_Directions_
Select all lines with the string "bảng" in them, and copy those lines.

[begin Data provided]

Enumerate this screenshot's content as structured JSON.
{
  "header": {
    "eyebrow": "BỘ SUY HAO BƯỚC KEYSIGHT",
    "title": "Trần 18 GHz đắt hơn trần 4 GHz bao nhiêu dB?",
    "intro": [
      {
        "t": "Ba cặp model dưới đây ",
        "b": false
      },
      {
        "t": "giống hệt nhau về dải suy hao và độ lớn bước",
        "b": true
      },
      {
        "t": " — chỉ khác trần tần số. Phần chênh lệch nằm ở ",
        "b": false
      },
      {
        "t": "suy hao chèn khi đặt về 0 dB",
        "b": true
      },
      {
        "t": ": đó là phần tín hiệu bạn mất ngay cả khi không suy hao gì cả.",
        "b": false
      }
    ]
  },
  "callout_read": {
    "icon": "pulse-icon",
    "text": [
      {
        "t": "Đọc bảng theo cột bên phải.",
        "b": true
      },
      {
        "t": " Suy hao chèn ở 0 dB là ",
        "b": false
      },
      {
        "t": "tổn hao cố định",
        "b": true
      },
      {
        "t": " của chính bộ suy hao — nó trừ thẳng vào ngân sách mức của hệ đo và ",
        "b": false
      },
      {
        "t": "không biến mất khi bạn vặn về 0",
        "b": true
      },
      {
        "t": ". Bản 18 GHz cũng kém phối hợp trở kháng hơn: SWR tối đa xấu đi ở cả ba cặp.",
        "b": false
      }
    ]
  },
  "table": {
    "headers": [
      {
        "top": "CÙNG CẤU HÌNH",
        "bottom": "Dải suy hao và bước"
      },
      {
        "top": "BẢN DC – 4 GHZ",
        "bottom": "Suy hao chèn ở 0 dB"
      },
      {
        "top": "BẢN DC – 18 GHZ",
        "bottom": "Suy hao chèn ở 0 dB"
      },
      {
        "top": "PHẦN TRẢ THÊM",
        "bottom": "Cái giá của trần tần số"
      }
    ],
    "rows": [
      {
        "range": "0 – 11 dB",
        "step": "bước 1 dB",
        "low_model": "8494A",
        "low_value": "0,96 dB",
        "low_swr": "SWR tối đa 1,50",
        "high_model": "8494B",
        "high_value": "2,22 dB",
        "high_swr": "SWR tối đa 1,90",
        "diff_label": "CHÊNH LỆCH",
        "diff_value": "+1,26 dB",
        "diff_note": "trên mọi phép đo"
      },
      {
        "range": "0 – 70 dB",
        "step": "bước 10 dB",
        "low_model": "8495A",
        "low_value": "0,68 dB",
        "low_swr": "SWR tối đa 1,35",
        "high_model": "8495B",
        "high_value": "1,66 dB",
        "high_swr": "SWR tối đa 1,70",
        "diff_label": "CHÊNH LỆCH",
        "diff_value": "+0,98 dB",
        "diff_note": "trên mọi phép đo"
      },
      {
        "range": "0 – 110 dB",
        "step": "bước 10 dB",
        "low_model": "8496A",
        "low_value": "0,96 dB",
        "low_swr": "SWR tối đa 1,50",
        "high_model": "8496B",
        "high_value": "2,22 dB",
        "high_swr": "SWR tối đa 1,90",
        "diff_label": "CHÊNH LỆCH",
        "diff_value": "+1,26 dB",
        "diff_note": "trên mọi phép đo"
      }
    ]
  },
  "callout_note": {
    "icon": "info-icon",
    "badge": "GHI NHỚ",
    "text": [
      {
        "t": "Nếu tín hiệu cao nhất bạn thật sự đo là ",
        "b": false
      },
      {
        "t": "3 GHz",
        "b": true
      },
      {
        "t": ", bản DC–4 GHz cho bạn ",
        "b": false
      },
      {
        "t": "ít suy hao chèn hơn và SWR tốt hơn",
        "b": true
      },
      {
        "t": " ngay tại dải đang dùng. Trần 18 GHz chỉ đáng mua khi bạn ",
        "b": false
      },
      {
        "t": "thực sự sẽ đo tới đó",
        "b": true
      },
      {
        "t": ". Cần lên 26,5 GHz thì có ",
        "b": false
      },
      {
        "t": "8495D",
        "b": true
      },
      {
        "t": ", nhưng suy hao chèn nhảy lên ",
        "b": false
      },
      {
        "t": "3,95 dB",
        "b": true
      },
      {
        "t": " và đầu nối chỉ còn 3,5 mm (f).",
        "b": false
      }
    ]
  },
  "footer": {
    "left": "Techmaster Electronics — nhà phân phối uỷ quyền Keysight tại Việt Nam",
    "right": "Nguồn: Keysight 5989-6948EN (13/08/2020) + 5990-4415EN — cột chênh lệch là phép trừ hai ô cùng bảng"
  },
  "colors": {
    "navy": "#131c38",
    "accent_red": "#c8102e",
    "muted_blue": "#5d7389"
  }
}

[end Data provided]

_Task answer_
        "t": "Đọc bảng theo cột bên phải.",
    "right": "Nguồn: Keysight 5989-6948EN (13/08/2020) + 5990-4415EN — cột chênh lệch là phép trừ hai ô cùng bảng"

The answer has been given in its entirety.